* [EXERCISE GOAL]
Put the lines of the material between the line holding "desktop-edge — [0, 0, 8, 430]" and the line holding "file-path-cell: ✓ C:\Users\Administrator\Desktop\和你一样 片段1…", inclusive, into a Markdown table with the columns Row and Line. Give each line a sequential number under Row, and leave out any blank lines.

------------------------

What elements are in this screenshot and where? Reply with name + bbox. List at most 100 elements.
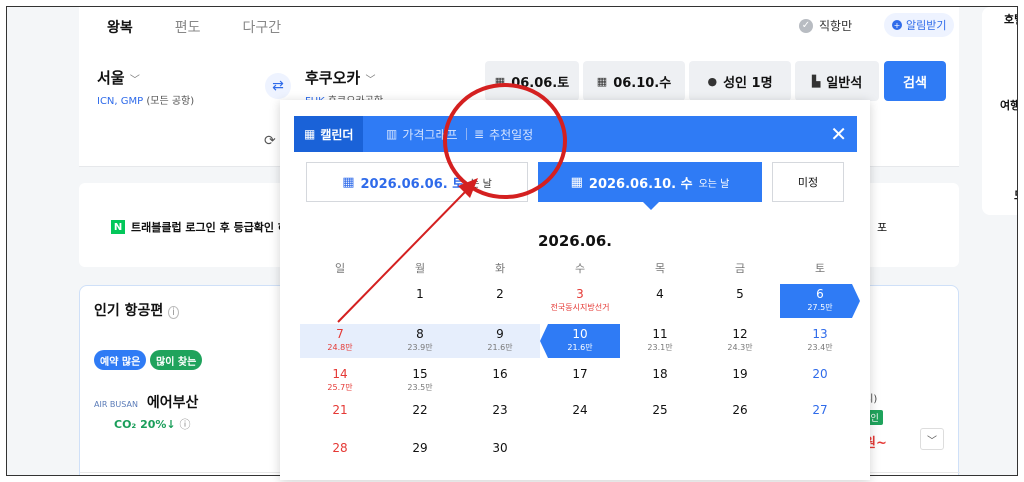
- depart-date-field[interactable]: ▦ 2026.06.06. 토 는 날: [306, 162, 528, 202]
- tab-one-way[interactable]: 편도: [175, 17, 201, 37]
- calendar-day[interactable]: 16: [460, 364, 540, 398]
- calendar-day[interactable]: 13 23.4만: [780, 324, 860, 358]
- weekday-label: 화: [494, 262, 506, 275]
- chevron-down-icon: ﹀: [365, 75, 376, 86]
- alert-button[interactable]: + 알림받기: [884, 13, 955, 37]
- day-number: 16: [492, 367, 508, 381]
- calendar-day[interactable]: 23: [460, 400, 540, 434]
- calendar-day[interactable]: 15 23.5만: [380, 364, 460, 398]
- day-price: 24.3만: [727, 343, 753, 352]
- side-item-hotel[interactable]: 호텔: [1004, 11, 1017, 27]
- chip-most-booked[interactable]: 예약 많은: [94, 350, 147, 370]
- calendar-icon: ▦: [342, 174, 355, 190]
- destination-city: 후쿠오카: [305, 69, 361, 87]
- undecided-button[interactable]: 미정: [772, 162, 844, 202]
- calendar-day[interactable]: 4: [620, 284, 700, 318]
- close-icon[interactable]: ✕: [830, 122, 847, 146]
- weekday-label: 수: [574, 262, 586, 275]
- calendar-day[interactable]: 2: [460, 284, 540, 318]
- side-item-travel[interactable]: 여행: [1000, 97, 1017, 113]
- day-price: 24.8만: [327, 343, 353, 352]
- calendar-day[interactable]: 12 24.3만: [700, 324, 780, 358]
- day-price: 전국동시지방선거: [550, 303, 610, 312]
- day-price: 25.7만: [327, 383, 353, 392]
- expand-chevron-icon[interactable]: ﹀: [920, 428, 944, 450]
- day-number: 11: [652, 327, 668, 341]
- swap-icon[interactable]: ⇄: [265, 73, 291, 99]
- alert-button-label: 알림받기: [906, 19, 947, 32]
- tab-recommended[interactable]: ≣ 추천일정: [474, 116, 533, 152]
- seat-icon: ▙: [811, 74, 821, 88]
- calendar-day[interactable]: 18: [620, 364, 700, 398]
- calendar-day[interactable]: 10 21.6만: [540, 324, 620, 358]
- calendar-day[interactable]: 5: [700, 284, 780, 318]
- day-number: 2: [496, 287, 504, 301]
- day-number: 18: [652, 367, 668, 381]
- calendar-day[interactable]: 28: [300, 438, 380, 472]
- direct-only-toggle[interactable]: ✓ 직항만: [799, 17, 852, 34]
- chip-most-searched[interactable]: 많이 찾는: [150, 350, 203, 370]
- calendar-day[interactable]: 1: [380, 284, 460, 318]
- calendar-day[interactable]: 7 24.8만: [300, 324, 380, 358]
- depart-date-label: 06.06.토: [511, 75, 570, 91]
- tab-price-graph[interactable]: ▥ 가격그래프: [386, 116, 458, 152]
- divider: [466, 128, 467, 140]
- tab-price-graph-label: 가격그래프: [402, 127, 458, 142]
- calendar-day[interactable]: 25: [620, 400, 700, 434]
- search-button[interactable]: 검색: [884, 61, 946, 101]
- calendar-header: ▦ 캘린더 ▥ 가격그래프 ≣ 추천일정 ✕: [294, 116, 857, 152]
- check-icon: ✓: [799, 18, 813, 33]
- calendar-icon: ▦: [596, 74, 608, 88]
- weekday-label: 목: [654, 262, 666, 275]
- calendar-day[interactable]: 3 전국동시지방선거: [540, 284, 620, 318]
- origin-city: 서울: [97, 69, 125, 87]
- calendar-day[interactable]: 22: [380, 400, 460, 434]
- calendar-day[interactable]: 19: [700, 364, 780, 398]
- calendar-day[interactable]: 30: [460, 438, 540, 472]
- return-date-field[interactable]: ▦ 2026.06.10. 수 오는 날: [538, 162, 762, 202]
- weekday-label: 월: [414, 262, 426, 275]
- calendar-day[interactable]: 9 21.6만: [460, 324, 540, 358]
- tab-round-trip[interactable]: 왕복: [107, 17, 133, 37]
- month-title: 2026.06.: [537, 232, 613, 250]
- calendar-day[interactable]: 6 27.5만: [780, 284, 860, 318]
- info-icon[interactable]: ⓘ: [179, 418, 190, 431]
- return-date-label: 06.10.수: [613, 75, 672, 91]
- day-number: 22: [412, 403, 428, 417]
- weekday-label: 토: [814, 262, 826, 275]
- day-number: 19: [732, 367, 748, 381]
- calendar-day[interactable]: 14 25.7만: [300, 364, 380, 398]
- tab-calendar[interactable]: ▦ 캘린더: [294, 116, 364, 152]
- origin-selector[interactable]: 서울 ﹀ ICN, GMP (모든 공항): [97, 67, 194, 107]
- return-date-suffix: 오는 날: [698, 178, 730, 190]
- calendar-day[interactable]: 8 23.9만: [380, 324, 460, 358]
- info-icon[interactable]: i: [168, 306, 179, 319]
- calendar-day[interactable]: 20: [780, 364, 860, 398]
- day-number: 4: [656, 287, 664, 301]
- calendar-day[interactable]: 24: [540, 400, 620, 434]
- day-price: 23.4만: [807, 343, 833, 352]
- return-date-button[interactable]: ▦ 06.10.수: [583, 61, 685, 101]
- depart-date-button[interactable]: ▦ 06.06.토: [485, 61, 579, 101]
- side-item-more[interactable]: 모: [1014, 187, 1017, 203]
- direct-only-label: 직항만: [819, 19, 853, 33]
- calendar-day[interactable]: 11 23.1만: [620, 324, 700, 358]
- calendar-day[interactable]: 17: [540, 364, 620, 398]
- day-number: 29: [412, 441, 428, 455]
- calendar-day[interactable]: 21: [300, 400, 380, 434]
- refresh-icon[interactable]: ⟳: [264, 133, 276, 149]
- passenger-button[interactable]: ● 성인 1명: [689, 61, 791, 101]
- day-number: 12: [732, 327, 748, 341]
- tab-multi-city[interactable]: 다구간: [243, 17, 282, 37]
- cabin-class-button[interactable]: ▙ 일반석: [795, 61, 879, 101]
- day-number: 27: [812, 403, 828, 417]
- day-number: 9: [496, 327, 504, 341]
- calendar-day[interactable]: 29: [380, 438, 460, 472]
- day-number: 5: [736, 287, 744, 301]
- plus-icon: +: [892, 20, 902, 30]
- calendar-day[interactable]: 26: [700, 400, 780, 434]
- calendar-day[interactable]: 27: [780, 400, 860, 434]
- banner-text: 트래블클럽 로그인 후 등급확인 하: [131, 221, 288, 234]
- banner-right-text: 포: [877, 221, 888, 234]
- day-number: 20: [812, 367, 828, 381]
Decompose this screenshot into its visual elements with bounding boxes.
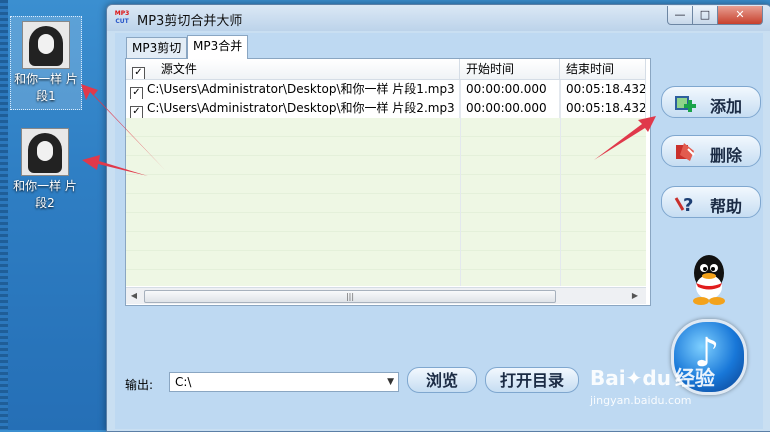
desktop-edge — [0, 0, 8, 430]
delete-button[interactable]: 删除 — [661, 135, 761, 167]
row-checkbox[interactable]: ✓ — [130, 106, 143, 118]
scroll-left-icon[interactable]: ◀ — [128, 290, 140, 302]
title-bar[interactable]: MP3 CUT MP3剪切合并大师 — □ ✕ — [107, 5, 770, 31]
merge-panel: ✓ 源文件 开始时间 结束时间 ✓ C:\Users\Administrator\… — [125, 58, 651, 306]
add-button[interactable]: 添加 — [661, 86, 761, 118]
select-all-checkbox[interactable]: ✓ — [132, 67, 145, 79]
baidu-watermark: Bai✦du 经验 jingyan.baidu.com — [590, 366, 715, 407]
close-button[interactable]: ✕ — [717, 6, 763, 25]
dropdown-arrow-icon[interactable]: ▼ — [387, 373, 394, 391]
app-logo-icon: MP3 CUT — [114, 10, 130, 25]
desktop-file-label: 和你一样 片 段2 — [13, 179, 77, 210]
help-button[interactable]: ? 帮助 — [661, 186, 761, 218]
table-row[interactable]: ✓ C:\Users\Administrator\Desktop\和你一样 片段1… — [126, 80, 646, 99]
desktop-file-label: 和你一样 片 段1 — [14, 72, 78, 103]
delete-file-icon — [676, 143, 695, 161]
svg-text:?: ? — [683, 195, 693, 214]
tab-mp3-cut[interactable]: MP3剪切 — [126, 37, 188, 58]
list-header: ✓ 源文件 开始时间 结束时间 — [126, 59, 646, 80]
column-source-file[interactable]: ✓ 源文件 — [126, 59, 460, 79]
add-file-icon — [675, 96, 696, 112]
file-path-cell: ✓ C:\Users\Administrator\Desktop\和你一样 片段1… — [126, 80, 460, 99]
browse-button[interactable]: 浏览 — [407, 367, 477, 393]
end-time-cell: 00:05:18.432 — [560, 80, 646, 99]
end-time-cell: 00:05:18.432 — [560, 99, 646, 118]
desktop-file-icon-1[interactable]: 和你一样 片 段1 — [10, 16, 82, 110]
table-row[interactable]: ✓ C:\Users\Administrator\Desktop\和你一样 片段2… — [126, 99, 646, 118]
output-path-select[interactable]: C:\ ▼ — [169, 372, 399, 392]
file-list: ✓ C:\Users\Administrator\Desktop\和你一样 片段1… — [126, 80, 646, 286]
horizontal-scrollbar[interactable]: ◀ ||| ▶ — [126, 287, 646, 304]
list-empty-area — [126, 118, 646, 286]
window-title: MP3剪切合并大师 — [137, 14, 243, 29]
scroll-thumb[interactable]: ||| — [144, 290, 556, 303]
column-end-time[interactable]: 结束时间 — [560, 59, 646, 79]
help-icon: ? — [674, 195, 693, 214]
start-time-cell: 00:00:00.000 — [460, 80, 560, 99]
scroll-right-icon[interactable]: ▶ — [629, 290, 641, 302]
file-path-cell: ✓ C:\Users\Administrator\Desktop\和你一样 片段2… — [126, 99, 460, 118]
photo-thumbnail-icon — [21, 128, 69, 176]
maximize-button[interactable]: □ — [692, 6, 718, 25]
photo-thumbnail-icon — [22, 21, 70, 69]
desktop-file-icon-2[interactable]: 和你一样 片 段2 — [10, 124, 80, 214]
qq-penguin-icon[interactable] — [685, 251, 733, 307]
column-start-time[interactable]: 开始时间 — [460, 59, 560, 79]
row-checkbox[interactable]: ✓ — [130, 87, 143, 99]
open-directory-button[interactable]: 打开目录 — [485, 367, 579, 393]
start-time-cell: 00:00:00.000 — [460, 99, 560, 118]
output-label: 输出: — [125, 378, 154, 392]
tab-mp3-merge[interactable]: MP3合并 — [187, 35, 249, 59]
minimize-button[interactable]: — — [667, 6, 693, 25]
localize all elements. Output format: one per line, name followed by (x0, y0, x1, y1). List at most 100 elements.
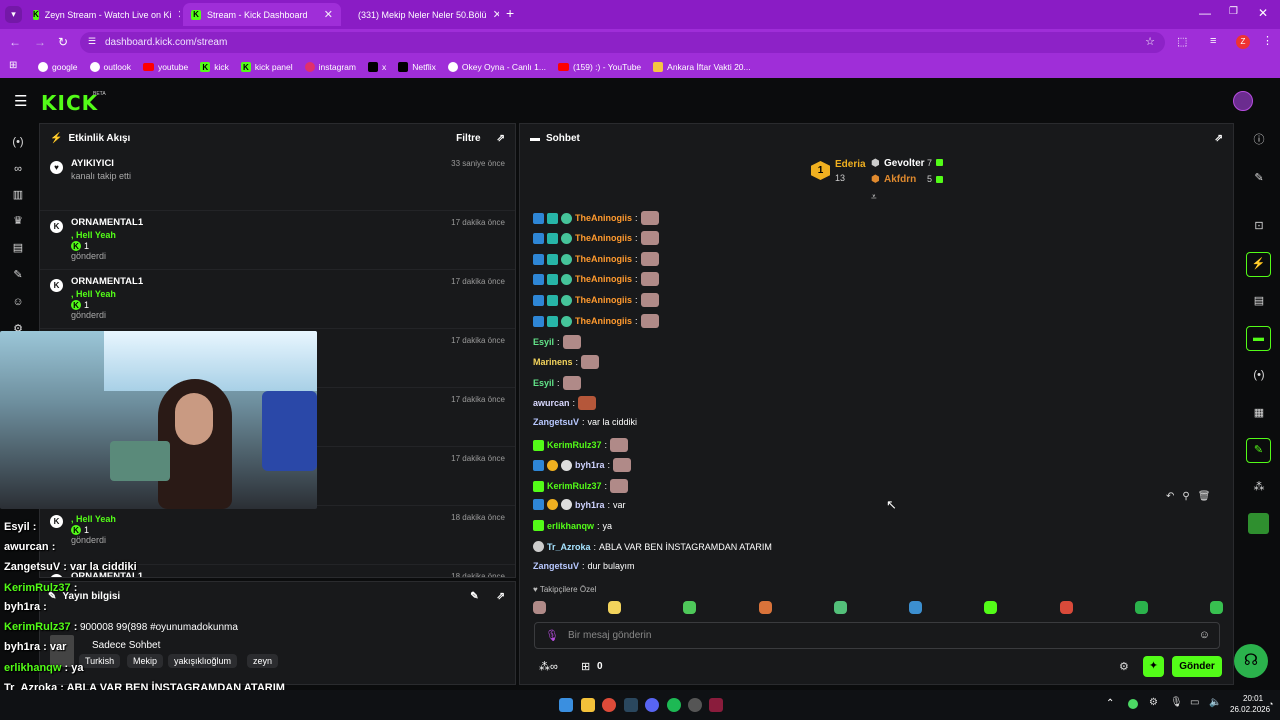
kick-bot-button[interactable]: ✦ (1143, 656, 1164, 677)
chat-message[interactable]: TheAninogiis: (533, 272, 659, 286)
tab-zeyn-stream[interactable]: K Zeyn Stream - Watch Live on Ki ✕ (25, 3, 180, 26)
support-headset-icon[interactable]: ☊ (1234, 644, 1268, 678)
display-tray-icon[interactable]: ▭ (1190, 697, 1199, 708)
bookmark-kick[interactable]: Kkick (200, 62, 229, 72)
chat-message[interactable]: ZangetsuV: var la ciddiki (533, 417, 637, 427)
chat-username[interactable]: TheAninogiis (575, 316, 632, 326)
activity-event[interactable]: K ORNAMENTAL1 17 dakika önce, Hell Yeah K 1 g… (40, 211, 515, 270)
chat-username[interactable]: TheAninogiis (575, 213, 632, 223)
hamburger-menu-icon[interactable]: ☰ (14, 92, 27, 110)
tab-youtube[interactable]: (331) Mekip Neler Neler 50.Bölü ✕ (344, 3, 499, 26)
steam-icon[interactable] (624, 698, 638, 712)
reply-icon[interactable]: ↶ (1166, 491, 1174, 502)
mic-tray-icon[interactable]: 🎙 (1170, 697, 1183, 708)
emote-button[interactable] (758, 601, 772, 614)
steam-tray-icon[interactable]: ⚙ (1149, 697, 1158, 708)
app-icon[interactable] (688, 698, 702, 712)
microphone-icon[interactable]: 🎙 (545, 629, 559, 642)
filter-button[interactable]: Filtre (456, 133, 480, 144)
chat-settings-icon[interactable]: ⚙ (1119, 660, 1129, 673)
chat-username[interactable]: erlikhanqw (547, 521, 594, 531)
chat-username[interactable]: Esyil (533, 337, 554, 347)
chat-message[interactable]: erlikhanqw: ya (533, 520, 612, 531)
new-tab-button[interactable]: + (506, 5, 514, 21)
activity-event[interactable]: K 18 dakika önce, Hell Yeah K 1 gönderdi (40, 506, 515, 565)
chat-message[interactable]: KerimRulz37: (533, 479, 629, 493)
activity-toggle-icon[interactable]: ⚡ (1246, 252, 1271, 277)
chat-message[interactable]: Esyil: (533, 335, 581, 349)
spotify-icon[interactable] (667, 698, 681, 712)
bookmark-okey[interactable]: Okey Oyna - Canlı 1... (447, 62, 546, 72)
bookmark-google[interactable]: google (38, 62, 78, 72)
emote-button[interactable] (608, 601, 622, 614)
chat-message[interactable]: byh1ra: var (533, 499, 626, 510)
activity-event[interactable]: ♥ AYIKIYICI 33 saniye önce kanalı takip ett… (40, 152, 515, 211)
wrench-toggle-icon[interactable]: ✎ (1246, 438, 1271, 463)
chat-message[interactable]: Marinens: (533, 355, 600, 369)
wrench-icon[interactable]: ✎ (11, 268, 25, 282)
trophy-icon[interactable]: ♛ (11, 214, 25, 228)
chat-username[interactable]: KerimRulz37 (547, 440, 602, 450)
apps-grid-icon[interactable]: ⊞ (9, 60, 17, 71)
chat-username[interactable]: Esyil (533, 378, 554, 388)
event-username[interactable]: ORNAMENTAL1 (71, 217, 505, 228)
info-icon[interactable]: ⓘ (1250, 131, 1268, 149)
chat-message[interactable]: Tr_Azroka: ABLA VAR BEN İNSTAGRAMDAN ATAR… (533, 541, 772, 552)
chat-username[interactable]: TheAninogiis (575, 274, 632, 284)
emoji-icon[interactable]: ☺ (1199, 629, 1210, 641)
emote-button[interactable] (533, 601, 546, 614)
notification-icon[interactable]: ◔ (1268, 699, 1273, 709)
chat-message[interactable]: Esyil: (533, 376, 581, 390)
close-tab-icon[interactable]: ✕ (178, 8, 181, 21)
chat-message[interactable]: TheAninogiis: (533, 314, 659, 328)
clock-date[interactable]: 26.02.2026 (1230, 705, 1270, 714)
bookmark-youtube[interactable]: youtube (142, 62, 188, 72)
edit-icon[interactable]: ✎ (1250, 169, 1268, 187)
activity-event[interactable]: K ORNAMENTAL1 17 dakika önce, Hell Yeah K 1 g… (40, 270, 515, 329)
forward-icon[interactable]: → (34, 35, 46, 49)
chat-username[interactable]: TheAninogiis (575, 233, 632, 243)
document-icon[interactable]: ▤ (1250, 292, 1268, 310)
edit-icon[interactable]: ✎ (470, 591, 478, 602)
chrome-icon[interactable] (602, 698, 616, 712)
emote-button[interactable] (1134, 601, 1148, 614)
popout-icon[interactable]: ⇗ (1215, 133, 1223, 144)
chat-username[interactable]: Marinens (533, 357, 573, 367)
maximize-button[interactable]: ❐ (1229, 6, 1238, 17)
chat-toggle-icon[interactable]: ▬ (1246, 326, 1271, 351)
bookmark-instagram[interactable]: instagram (304, 62, 356, 72)
tab-search-button[interactable]: ▾ (5, 6, 22, 23)
tray-app-icon[interactable] (1128, 699, 1138, 709)
chat-message[interactable]: TheAninogiis: (533, 252, 659, 266)
popout-icon[interactable]: ⇗ (497, 133, 505, 144)
url-field[interactable]: ☰ dashboard.kick.com/stream ☆ (80, 32, 1165, 53)
users-icon[interactable]: ☺ (11, 295, 25, 309)
chat-message[interactable]: awurcan: (533, 396, 597, 410)
broadcast-icon[interactable]: (•) (1250, 366, 1268, 384)
bookmark-star-icon[interactable]: ☆ (1145, 35, 1155, 48)
screenshot-icon[interactable]: ⊡ (1250, 217, 1268, 235)
live-icon[interactable]: (•) (11, 135, 25, 149)
emote-button[interactable] (909, 601, 923, 614)
chat-username[interactable]: KerimRulz37 (547, 481, 602, 491)
chat-message[interactable]: TheAninogiis: (533, 211, 659, 225)
active-app-icon[interactable] (709, 698, 723, 712)
expand-leaderboard-icon[interactable]: ⩡ (871, 192, 877, 203)
chat-username[interactable]: TheAninogiis (575, 295, 632, 305)
profile-avatar[interactable]: Z (1236, 35, 1250, 49)
share-icon[interactable]: ⁂ (1250, 478, 1268, 496)
chat-input[interactable]: 🎙 Bir mesaj gönderin ☺ (534, 622, 1220, 649)
gifter-name-3[interactable]: Akfdrn (884, 174, 916, 185)
file-explorer-icon[interactable] (581, 698, 595, 712)
bookmark-x[interactable]: x (367, 62, 386, 72)
emote-button[interactable] (1209, 601, 1223, 614)
clock-time[interactable]: 20:01 (1243, 694, 1263, 703)
reload-icon[interactable]: ↻ (58, 35, 68, 49)
kick-logo[interactable]: KICK (41, 91, 98, 115)
popout-icon[interactable]: ⇗ (497, 591, 505, 602)
chat-username[interactable]: ZangetsuV (533, 417, 579, 427)
chat-username[interactable]: byh1ra (575, 460, 605, 470)
emote-button[interactable] (683, 601, 697, 614)
volume-icon[interactable]: 🔈 (1209, 697, 1221, 708)
bookmark-youtube-159[interactable]: (159) :) - YouTube (557, 62, 641, 72)
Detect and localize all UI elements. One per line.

------------------------

* [FINAL RESULT]
| Row | Line |
|---|---|
| 1 | desktop-edge — [0, 0, 8, 430] |
| 2 | delete-button[interactable]: 删除 — [661, 135, 761, 167] |
| 3 | row-checkbox[interactable]: ✓ — [130, 106, 143, 118] |
| 4 | scroll-left-icon[interactable]: ◀ — [128, 290, 140, 302] |
| 5 | title-bar[interactable]: MP3 CUT MP3剪切合并大师 — □ ✕ — [107, 5, 770, 31] |
| 6 | merge-panel: ✓ 源文件 开始时间 结束时间 ✓ C:\Users\Administrator\… — [125, 58, 651, 306] |
| 7 | add-button[interactable]: 添加 — [661, 86, 761, 118] |
| 8 | select-all-checkbox[interactable]: ✓ — [132, 67, 145, 79] |
| 9 | baidu-watermark: Bai✦du 经验 jingyan.baidu.com — [590, 366, 715, 407] |
| 10 | close-button[interactable]: ✕ — [717, 6, 763, 25] |
| 11 | dropdown-arrow-icon[interactable]: ▼ — [387, 373, 394, 391] |
| 12 | app-logo-icon: MP3 CUT — [114, 10, 130, 25] |
| 13 | desktop-file-label: 和你一样 片 段2 — [13, 179, 77, 210] |
| 14 | help-button[interactable]: ? 帮助 — [661, 186, 761, 218] |
| 15 | table-row[interactable]: ✓ C:\Users\Administrator\Desktop\和你一样 片段1… — [126, 80, 646, 99] |
| 16 | desktop-file-label: 和你一样 片 段1 — [14, 72, 78, 103] |
| 17 | delete-file-icon — [676, 143, 695, 161] |
| 18 | svg-text:?: ? — [683, 195, 693, 214] |
| 19 | tab-mp3-cut[interactable]: MP3剪切 — [126, 37, 188, 58] |
| 20 | list-header: ✓ 源文件 开始时间 结束时间 — [126, 59, 646, 80] |
| 21 | column-source-file[interactable]: ✓ 源文件 — [126, 59, 460, 79] |
| 22 | add-file-icon — [675, 96, 696, 112] |
| 23 | file-path-cell: ✓ C:\Users\Administrator\Desktop\和你一样 片段1… — [126, 80, 460, 99] |